## EXERCISE DESCRIPTION
Copy out each line featuring the string "Eosinophils" from the entries beneath.

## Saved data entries
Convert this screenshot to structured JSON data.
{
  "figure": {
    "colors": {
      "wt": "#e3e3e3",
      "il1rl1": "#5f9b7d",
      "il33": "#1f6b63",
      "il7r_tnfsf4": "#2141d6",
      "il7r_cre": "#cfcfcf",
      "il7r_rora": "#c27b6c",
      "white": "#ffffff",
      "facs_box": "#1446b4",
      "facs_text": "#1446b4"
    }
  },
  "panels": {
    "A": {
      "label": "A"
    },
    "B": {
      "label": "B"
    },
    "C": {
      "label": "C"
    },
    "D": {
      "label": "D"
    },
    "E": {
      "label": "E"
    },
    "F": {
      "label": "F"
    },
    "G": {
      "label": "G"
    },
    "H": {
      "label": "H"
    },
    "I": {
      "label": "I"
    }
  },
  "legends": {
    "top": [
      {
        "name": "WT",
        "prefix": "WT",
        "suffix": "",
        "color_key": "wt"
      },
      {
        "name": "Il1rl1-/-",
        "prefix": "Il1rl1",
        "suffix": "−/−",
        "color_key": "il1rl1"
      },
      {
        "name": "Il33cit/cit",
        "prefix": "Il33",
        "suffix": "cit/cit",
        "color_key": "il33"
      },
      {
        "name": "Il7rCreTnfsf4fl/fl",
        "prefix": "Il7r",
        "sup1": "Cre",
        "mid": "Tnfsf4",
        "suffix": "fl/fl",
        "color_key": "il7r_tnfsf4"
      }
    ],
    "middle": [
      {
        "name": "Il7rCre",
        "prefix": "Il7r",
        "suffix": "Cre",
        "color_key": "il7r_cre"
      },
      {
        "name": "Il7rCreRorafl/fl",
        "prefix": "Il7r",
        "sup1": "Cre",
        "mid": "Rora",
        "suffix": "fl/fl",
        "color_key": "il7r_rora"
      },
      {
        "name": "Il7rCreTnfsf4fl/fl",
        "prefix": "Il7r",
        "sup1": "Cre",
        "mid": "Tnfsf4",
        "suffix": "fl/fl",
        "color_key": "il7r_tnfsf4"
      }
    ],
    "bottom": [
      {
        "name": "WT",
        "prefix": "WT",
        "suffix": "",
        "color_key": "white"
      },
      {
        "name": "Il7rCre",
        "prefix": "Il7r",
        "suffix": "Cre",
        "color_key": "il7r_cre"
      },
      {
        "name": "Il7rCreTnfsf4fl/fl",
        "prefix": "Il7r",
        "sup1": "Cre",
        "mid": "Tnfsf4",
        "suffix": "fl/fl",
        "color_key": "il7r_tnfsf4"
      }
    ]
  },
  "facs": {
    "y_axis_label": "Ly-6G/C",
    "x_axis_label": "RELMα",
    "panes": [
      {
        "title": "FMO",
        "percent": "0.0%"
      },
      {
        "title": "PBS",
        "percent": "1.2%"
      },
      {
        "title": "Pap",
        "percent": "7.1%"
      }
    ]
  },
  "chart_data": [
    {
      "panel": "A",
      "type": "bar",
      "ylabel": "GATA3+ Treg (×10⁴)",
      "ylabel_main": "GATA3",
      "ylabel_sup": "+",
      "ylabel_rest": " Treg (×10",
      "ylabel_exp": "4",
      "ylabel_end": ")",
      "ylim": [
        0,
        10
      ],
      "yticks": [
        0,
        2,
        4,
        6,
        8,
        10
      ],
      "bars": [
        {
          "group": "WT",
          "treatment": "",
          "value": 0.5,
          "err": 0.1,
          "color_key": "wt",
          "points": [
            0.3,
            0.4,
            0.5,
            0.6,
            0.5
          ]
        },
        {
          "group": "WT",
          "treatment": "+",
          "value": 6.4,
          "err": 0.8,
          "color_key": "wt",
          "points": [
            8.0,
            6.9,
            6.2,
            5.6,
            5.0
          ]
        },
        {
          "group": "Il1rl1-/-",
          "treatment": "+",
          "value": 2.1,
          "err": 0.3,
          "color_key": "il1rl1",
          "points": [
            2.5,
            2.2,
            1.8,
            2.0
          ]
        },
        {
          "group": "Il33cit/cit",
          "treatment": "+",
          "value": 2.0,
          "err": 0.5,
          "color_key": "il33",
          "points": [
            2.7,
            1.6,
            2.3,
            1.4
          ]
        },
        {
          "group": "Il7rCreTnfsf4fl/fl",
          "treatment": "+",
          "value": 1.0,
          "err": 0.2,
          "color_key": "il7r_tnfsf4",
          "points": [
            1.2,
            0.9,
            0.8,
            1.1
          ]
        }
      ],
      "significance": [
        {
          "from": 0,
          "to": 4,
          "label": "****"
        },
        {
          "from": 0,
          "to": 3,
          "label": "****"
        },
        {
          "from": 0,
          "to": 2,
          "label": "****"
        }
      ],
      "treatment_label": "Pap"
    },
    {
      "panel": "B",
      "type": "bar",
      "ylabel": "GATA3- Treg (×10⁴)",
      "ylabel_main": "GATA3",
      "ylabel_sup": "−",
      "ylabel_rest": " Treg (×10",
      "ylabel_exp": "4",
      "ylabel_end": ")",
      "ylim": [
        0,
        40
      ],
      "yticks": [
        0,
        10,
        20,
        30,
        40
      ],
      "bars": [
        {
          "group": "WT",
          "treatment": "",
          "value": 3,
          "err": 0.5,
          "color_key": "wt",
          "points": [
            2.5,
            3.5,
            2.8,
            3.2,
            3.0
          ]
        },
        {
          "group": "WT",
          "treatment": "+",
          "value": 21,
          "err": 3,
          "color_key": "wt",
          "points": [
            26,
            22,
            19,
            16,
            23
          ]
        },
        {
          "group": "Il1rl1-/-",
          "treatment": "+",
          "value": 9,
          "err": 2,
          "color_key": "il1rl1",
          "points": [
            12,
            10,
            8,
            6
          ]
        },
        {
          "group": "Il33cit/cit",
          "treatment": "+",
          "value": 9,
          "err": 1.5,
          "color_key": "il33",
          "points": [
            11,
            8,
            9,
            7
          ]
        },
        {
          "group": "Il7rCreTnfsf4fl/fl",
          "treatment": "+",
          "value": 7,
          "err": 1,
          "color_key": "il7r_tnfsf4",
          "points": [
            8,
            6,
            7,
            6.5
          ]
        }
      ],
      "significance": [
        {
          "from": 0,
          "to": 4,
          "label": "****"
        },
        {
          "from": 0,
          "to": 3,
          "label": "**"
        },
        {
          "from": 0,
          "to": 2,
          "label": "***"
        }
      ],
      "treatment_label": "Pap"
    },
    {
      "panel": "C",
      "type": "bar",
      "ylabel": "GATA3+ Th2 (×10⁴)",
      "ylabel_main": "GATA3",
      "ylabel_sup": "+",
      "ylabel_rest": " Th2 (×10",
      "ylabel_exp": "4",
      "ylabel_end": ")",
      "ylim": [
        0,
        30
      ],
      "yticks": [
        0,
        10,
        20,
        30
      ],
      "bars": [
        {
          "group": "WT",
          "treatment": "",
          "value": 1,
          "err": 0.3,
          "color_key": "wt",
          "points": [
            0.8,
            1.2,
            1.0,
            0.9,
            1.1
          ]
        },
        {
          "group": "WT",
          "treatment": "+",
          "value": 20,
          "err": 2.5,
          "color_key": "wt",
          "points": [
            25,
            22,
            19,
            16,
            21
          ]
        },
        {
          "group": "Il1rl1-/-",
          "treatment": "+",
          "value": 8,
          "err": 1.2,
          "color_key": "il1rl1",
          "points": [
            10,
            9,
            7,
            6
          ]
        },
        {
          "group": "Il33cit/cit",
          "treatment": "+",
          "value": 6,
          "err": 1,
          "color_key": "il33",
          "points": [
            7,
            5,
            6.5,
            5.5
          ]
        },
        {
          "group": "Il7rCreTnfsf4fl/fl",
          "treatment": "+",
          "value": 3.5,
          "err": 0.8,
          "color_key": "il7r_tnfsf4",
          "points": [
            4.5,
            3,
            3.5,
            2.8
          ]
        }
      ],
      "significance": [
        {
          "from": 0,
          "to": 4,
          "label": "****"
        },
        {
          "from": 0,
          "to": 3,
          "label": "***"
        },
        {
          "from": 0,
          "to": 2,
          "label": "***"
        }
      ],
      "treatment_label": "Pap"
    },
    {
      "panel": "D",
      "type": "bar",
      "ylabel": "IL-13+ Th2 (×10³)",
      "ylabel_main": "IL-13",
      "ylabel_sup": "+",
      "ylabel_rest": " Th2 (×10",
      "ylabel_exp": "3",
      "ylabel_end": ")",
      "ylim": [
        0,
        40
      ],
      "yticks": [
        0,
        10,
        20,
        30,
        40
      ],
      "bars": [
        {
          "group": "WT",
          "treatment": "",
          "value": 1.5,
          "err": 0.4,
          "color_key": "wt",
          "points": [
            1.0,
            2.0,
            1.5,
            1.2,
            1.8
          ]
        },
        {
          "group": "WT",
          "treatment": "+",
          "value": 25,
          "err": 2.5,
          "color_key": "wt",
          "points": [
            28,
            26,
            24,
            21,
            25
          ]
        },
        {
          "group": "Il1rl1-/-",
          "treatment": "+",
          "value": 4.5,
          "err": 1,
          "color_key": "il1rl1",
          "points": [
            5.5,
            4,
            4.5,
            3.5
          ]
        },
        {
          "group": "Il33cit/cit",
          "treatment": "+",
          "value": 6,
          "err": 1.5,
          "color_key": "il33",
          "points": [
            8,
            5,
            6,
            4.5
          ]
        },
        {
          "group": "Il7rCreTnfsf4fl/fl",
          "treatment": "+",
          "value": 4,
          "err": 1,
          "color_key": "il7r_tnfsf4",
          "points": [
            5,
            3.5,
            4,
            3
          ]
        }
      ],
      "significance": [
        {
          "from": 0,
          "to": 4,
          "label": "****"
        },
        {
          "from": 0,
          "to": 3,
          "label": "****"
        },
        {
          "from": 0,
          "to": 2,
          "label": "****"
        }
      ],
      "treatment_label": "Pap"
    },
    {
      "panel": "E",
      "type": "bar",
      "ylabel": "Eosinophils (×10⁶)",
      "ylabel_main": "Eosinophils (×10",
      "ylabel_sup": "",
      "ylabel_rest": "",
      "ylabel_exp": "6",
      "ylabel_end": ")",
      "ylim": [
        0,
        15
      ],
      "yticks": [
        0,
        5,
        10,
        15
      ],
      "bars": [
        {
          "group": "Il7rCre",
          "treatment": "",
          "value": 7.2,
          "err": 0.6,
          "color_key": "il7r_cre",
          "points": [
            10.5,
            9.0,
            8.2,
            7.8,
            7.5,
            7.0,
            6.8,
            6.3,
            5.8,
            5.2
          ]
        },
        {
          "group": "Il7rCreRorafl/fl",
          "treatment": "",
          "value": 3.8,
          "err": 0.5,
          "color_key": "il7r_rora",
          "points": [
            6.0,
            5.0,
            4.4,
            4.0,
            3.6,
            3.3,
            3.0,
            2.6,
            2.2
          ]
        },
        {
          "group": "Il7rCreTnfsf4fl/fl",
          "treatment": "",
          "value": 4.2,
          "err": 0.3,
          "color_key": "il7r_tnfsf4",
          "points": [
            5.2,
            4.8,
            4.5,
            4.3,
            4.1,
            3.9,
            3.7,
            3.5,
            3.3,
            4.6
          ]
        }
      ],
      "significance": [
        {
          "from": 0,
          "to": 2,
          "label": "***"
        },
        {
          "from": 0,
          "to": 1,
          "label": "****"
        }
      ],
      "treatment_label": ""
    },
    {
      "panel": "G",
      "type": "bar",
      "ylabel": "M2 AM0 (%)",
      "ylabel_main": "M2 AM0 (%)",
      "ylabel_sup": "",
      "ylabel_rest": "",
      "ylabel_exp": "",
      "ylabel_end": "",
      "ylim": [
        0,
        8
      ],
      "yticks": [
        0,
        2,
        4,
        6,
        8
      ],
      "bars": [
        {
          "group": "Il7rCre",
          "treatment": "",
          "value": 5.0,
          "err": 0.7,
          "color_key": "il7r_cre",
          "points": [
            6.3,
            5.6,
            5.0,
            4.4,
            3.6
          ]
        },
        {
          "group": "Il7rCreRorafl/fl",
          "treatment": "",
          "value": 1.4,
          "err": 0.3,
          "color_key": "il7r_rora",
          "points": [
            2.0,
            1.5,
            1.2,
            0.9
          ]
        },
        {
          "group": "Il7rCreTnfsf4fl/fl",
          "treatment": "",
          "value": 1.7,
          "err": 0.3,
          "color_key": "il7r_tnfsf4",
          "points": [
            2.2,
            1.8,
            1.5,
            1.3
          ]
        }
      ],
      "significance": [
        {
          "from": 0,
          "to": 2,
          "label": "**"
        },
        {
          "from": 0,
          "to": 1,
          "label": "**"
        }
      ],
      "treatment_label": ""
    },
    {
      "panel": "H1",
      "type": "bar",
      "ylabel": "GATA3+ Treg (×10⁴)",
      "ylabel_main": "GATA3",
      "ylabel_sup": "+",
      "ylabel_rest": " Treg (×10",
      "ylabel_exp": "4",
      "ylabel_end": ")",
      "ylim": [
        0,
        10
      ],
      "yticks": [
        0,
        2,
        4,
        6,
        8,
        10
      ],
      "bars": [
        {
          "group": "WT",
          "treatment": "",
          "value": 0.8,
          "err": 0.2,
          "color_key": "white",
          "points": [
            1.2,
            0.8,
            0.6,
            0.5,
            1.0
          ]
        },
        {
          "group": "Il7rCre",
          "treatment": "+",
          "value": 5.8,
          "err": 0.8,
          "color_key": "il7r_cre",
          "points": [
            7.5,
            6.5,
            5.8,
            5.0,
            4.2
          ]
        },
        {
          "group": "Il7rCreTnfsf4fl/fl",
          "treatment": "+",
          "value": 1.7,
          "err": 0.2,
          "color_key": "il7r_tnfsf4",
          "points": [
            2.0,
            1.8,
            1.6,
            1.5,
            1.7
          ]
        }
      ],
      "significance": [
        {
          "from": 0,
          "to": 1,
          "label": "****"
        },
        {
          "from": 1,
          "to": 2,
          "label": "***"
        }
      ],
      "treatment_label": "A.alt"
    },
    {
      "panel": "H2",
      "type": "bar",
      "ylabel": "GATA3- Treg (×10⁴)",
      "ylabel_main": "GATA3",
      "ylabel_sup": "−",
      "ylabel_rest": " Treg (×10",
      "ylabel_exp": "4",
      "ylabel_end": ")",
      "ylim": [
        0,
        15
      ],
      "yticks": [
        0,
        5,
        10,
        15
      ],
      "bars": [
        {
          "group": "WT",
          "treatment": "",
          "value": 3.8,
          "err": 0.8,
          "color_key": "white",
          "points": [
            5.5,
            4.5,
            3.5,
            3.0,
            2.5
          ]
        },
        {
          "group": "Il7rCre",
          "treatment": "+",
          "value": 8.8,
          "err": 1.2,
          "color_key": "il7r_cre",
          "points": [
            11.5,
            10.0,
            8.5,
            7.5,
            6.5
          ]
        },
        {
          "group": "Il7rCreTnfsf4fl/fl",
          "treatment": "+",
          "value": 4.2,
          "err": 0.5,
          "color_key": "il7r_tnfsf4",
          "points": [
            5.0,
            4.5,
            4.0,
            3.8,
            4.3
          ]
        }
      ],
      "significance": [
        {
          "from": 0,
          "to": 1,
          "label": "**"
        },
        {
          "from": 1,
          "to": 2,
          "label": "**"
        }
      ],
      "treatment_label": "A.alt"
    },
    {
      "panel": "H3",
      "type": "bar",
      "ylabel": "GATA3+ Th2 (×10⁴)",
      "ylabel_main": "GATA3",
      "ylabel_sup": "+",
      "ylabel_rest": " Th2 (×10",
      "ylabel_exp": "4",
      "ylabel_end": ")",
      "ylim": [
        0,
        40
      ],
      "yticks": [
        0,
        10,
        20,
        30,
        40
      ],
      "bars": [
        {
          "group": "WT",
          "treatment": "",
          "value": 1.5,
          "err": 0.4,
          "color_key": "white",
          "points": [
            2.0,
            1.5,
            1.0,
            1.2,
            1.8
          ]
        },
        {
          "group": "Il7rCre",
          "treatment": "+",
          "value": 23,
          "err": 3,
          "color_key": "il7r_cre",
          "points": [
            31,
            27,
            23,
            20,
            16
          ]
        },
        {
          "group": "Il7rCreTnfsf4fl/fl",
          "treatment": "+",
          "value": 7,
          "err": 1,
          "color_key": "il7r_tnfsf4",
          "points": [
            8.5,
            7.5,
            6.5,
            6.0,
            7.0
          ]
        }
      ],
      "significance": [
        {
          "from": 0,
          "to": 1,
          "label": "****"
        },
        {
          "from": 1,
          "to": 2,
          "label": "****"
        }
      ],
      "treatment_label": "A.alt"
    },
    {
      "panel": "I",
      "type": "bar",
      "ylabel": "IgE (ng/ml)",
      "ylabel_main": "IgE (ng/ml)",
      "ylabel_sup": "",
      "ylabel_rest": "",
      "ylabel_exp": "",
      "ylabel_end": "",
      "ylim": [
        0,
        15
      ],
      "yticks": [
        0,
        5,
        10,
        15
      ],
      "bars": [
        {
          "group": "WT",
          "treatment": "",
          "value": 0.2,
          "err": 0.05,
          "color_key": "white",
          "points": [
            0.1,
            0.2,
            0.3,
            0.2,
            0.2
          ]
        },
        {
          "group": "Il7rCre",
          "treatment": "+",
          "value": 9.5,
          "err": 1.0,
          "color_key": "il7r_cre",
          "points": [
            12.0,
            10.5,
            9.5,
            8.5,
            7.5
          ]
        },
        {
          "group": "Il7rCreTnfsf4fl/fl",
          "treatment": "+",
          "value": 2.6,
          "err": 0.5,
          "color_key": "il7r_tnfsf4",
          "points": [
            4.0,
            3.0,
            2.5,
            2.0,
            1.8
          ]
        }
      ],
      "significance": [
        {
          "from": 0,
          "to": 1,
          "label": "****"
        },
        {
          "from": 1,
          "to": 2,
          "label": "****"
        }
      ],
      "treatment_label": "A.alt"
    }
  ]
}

## RESPONSE BELOW
      "ylabel": "Eosinophils (×10⁶)",
      "ylabel_main": "Eosinophils (×10",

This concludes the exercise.